▸ **Written problem**
From the entries that follow, extract each line holding the string "neuvotteluosapuolien".

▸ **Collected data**
(begin)

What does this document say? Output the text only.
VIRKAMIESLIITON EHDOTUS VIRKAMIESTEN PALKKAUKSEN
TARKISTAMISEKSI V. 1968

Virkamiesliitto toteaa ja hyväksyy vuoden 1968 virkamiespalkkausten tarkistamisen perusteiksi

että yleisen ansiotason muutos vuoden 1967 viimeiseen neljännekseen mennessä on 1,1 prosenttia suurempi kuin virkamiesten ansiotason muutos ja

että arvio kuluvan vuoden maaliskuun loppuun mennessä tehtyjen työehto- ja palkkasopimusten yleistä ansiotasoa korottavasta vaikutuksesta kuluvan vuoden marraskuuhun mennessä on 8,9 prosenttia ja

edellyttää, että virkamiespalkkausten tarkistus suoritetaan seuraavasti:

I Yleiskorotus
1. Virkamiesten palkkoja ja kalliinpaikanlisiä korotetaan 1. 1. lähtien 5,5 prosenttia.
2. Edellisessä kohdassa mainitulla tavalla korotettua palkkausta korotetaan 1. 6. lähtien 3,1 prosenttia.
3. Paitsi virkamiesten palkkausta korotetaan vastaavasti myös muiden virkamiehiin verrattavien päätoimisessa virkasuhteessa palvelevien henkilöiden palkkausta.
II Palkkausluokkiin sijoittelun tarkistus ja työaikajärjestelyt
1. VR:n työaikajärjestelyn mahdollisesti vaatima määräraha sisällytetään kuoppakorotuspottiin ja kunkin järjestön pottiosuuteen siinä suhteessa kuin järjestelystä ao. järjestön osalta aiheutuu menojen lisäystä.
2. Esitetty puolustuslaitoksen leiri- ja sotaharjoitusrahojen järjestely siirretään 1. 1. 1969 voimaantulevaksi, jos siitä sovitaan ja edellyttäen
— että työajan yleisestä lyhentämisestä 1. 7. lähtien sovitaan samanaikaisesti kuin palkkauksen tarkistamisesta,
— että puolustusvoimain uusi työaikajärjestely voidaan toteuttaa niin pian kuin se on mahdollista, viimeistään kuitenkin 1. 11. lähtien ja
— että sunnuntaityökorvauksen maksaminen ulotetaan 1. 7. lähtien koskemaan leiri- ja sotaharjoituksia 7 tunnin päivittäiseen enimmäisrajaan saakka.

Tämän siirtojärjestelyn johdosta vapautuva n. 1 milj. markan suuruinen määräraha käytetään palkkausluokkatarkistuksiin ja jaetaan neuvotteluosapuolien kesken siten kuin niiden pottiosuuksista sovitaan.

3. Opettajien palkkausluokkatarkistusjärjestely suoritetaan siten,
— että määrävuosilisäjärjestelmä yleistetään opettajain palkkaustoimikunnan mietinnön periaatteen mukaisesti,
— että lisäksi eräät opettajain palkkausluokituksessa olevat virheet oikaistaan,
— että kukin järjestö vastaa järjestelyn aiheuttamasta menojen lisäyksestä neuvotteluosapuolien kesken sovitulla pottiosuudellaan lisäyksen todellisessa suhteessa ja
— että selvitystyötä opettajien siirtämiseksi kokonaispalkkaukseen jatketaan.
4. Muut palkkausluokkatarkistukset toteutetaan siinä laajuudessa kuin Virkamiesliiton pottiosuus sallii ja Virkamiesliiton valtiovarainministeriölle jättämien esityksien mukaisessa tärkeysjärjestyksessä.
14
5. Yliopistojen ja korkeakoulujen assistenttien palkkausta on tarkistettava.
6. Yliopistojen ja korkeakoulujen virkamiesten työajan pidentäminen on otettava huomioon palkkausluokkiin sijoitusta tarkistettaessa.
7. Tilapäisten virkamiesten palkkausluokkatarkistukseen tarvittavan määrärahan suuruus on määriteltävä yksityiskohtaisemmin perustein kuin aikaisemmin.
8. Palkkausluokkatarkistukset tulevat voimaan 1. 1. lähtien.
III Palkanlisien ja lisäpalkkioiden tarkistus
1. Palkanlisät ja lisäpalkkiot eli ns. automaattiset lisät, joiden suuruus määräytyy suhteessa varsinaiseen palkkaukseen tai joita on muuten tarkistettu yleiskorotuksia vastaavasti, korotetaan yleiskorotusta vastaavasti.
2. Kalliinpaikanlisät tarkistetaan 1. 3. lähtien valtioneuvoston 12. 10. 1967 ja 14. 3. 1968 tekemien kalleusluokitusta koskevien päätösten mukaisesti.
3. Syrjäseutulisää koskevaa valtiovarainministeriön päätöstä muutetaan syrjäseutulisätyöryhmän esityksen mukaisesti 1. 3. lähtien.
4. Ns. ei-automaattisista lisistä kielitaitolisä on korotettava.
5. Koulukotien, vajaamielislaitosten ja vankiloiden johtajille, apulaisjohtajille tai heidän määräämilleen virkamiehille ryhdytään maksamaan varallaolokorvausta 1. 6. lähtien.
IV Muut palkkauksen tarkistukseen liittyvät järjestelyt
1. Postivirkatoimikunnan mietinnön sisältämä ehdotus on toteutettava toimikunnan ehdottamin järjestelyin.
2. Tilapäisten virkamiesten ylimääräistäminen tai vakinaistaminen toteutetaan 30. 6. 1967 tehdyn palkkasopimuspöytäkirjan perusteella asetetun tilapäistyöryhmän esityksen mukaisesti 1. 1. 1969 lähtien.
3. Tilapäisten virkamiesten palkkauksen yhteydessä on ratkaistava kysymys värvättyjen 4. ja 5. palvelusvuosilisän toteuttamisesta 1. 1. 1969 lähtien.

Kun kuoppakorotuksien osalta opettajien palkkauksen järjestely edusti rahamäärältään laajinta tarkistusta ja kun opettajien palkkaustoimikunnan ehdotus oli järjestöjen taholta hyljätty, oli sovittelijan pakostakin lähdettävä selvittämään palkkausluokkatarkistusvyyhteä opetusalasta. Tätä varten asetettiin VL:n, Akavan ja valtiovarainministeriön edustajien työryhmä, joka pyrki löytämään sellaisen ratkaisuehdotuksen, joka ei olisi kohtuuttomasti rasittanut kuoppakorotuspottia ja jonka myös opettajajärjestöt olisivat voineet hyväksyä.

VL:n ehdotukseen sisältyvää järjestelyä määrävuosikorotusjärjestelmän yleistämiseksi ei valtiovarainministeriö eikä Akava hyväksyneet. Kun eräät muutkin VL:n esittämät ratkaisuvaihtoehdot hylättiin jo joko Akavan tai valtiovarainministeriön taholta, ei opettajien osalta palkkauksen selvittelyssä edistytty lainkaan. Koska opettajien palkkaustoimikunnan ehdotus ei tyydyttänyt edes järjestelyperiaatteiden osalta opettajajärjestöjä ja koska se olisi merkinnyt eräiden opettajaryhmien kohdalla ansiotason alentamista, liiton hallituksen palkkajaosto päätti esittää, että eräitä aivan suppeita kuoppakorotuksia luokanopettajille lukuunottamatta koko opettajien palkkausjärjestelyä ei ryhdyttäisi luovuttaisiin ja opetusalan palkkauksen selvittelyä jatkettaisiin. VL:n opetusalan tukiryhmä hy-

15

(end)

▸ **Response for this exercise**
Tämän siirtojärjestelyn johdosta vapautuva n. 1 milj. markan suuruinen määräraha käytetään palkkausluokkatarkistuksiin ja jaetaan neuvotteluosapuolien kesken siten kuin niiden pottiosuuksista sovitaan.
— että kukin järjestö vastaa järjestelyn aiheuttamasta menojen lisäyksestä neuvotteluosapuolien kesken sovitulla pottiosuudellaan lisäyksen todellisessa suhteessa ja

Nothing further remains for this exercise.